Print every line of the listing below word for word, but leave out the pictures.

**Element box records**
==================================================
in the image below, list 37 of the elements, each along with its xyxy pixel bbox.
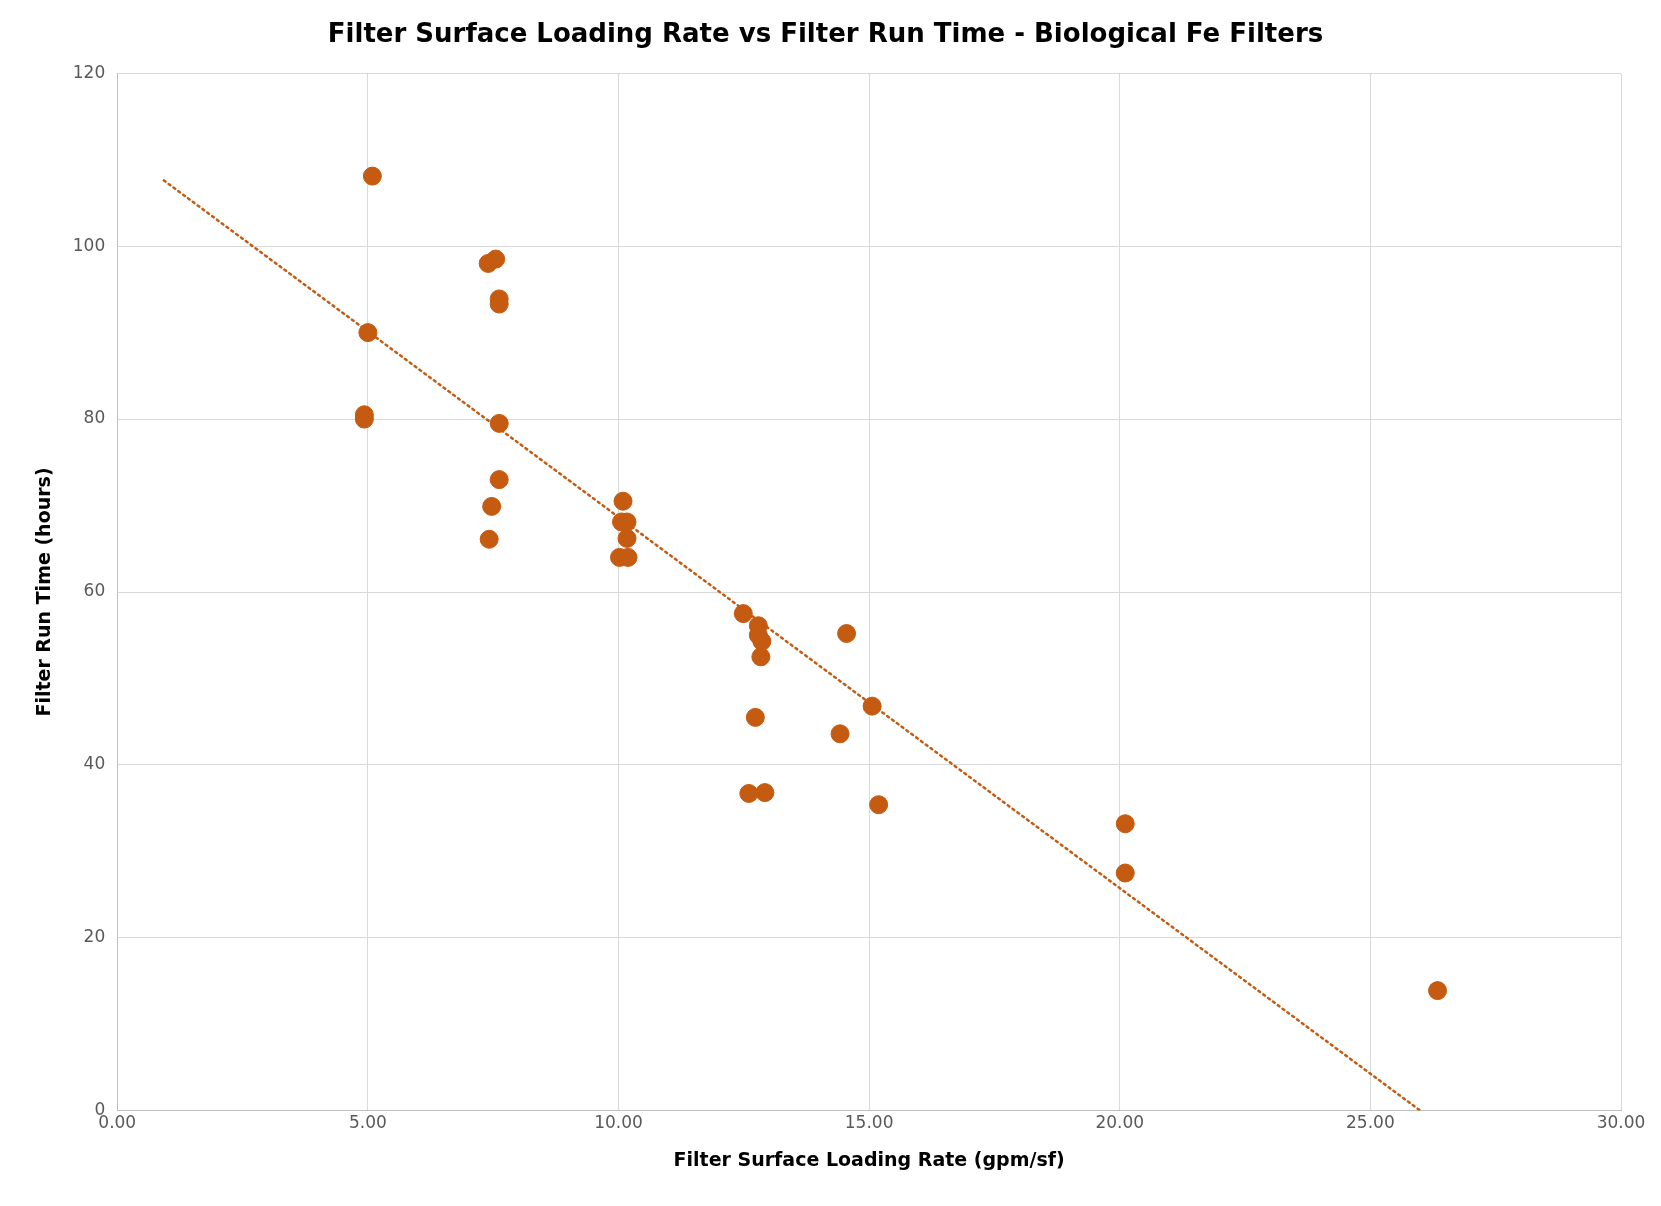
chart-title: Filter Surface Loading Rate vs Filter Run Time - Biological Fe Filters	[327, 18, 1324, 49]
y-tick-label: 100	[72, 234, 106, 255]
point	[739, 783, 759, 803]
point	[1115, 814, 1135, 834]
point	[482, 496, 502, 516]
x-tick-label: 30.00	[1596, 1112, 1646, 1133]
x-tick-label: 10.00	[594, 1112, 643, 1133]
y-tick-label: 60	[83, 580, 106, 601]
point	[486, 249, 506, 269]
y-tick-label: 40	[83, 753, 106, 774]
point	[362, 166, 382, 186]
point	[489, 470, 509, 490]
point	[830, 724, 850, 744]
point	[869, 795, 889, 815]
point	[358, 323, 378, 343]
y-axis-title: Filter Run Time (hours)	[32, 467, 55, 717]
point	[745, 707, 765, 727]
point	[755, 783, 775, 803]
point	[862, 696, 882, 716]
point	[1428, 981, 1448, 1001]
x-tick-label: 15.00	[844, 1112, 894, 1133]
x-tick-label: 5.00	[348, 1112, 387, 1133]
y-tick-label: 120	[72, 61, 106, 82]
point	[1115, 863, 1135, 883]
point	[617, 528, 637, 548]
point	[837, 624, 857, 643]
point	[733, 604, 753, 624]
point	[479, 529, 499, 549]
==================================================
**Exercise result**
in the image below, list 37 of the elements, each along with its xyxy pixel bbox.
chart-title: Filter Surface Loading Rate vs Filter Run Time - Biological Fe Filters	[327, 18, 1324, 49]
y-tick-label: 100	[72, 234, 106, 255]
point	[739, 783, 759, 803]
point	[1115, 814, 1135, 834]
point	[482, 496, 502, 516]
x-tick-label: 30.00	[1596, 1112, 1646, 1133]
x-tick-label: 10.00	[594, 1112, 643, 1133]
y-tick-label: 60	[83, 580, 106, 601]
point	[486, 249, 506, 269]
y-tick-label: 40	[83, 753, 106, 774]
point	[362, 166, 382, 186]
point	[489, 470, 509, 490]
point	[830, 724, 850, 744]
point	[869, 795, 889, 815]
point	[358, 323, 378, 343]
y-axis-title: Filter Run Time (hours)	[32, 467, 55, 717]
point	[745, 707, 765, 727]
point	[755, 783, 775, 803]
point	[862, 696, 882, 716]
point	[1428, 981, 1448, 1001]
x-tick-label: 15.00	[844, 1112, 894, 1133]
x-tick-label: 5.00	[348, 1112, 387, 1133]
y-tick-label: 120	[72, 61, 106, 82]
point	[1115, 863, 1135, 883]
point	[617, 528, 637, 548]
point	[837, 624, 857, 643]
point	[733, 604, 753, 624]
point	[479, 529, 499, 549]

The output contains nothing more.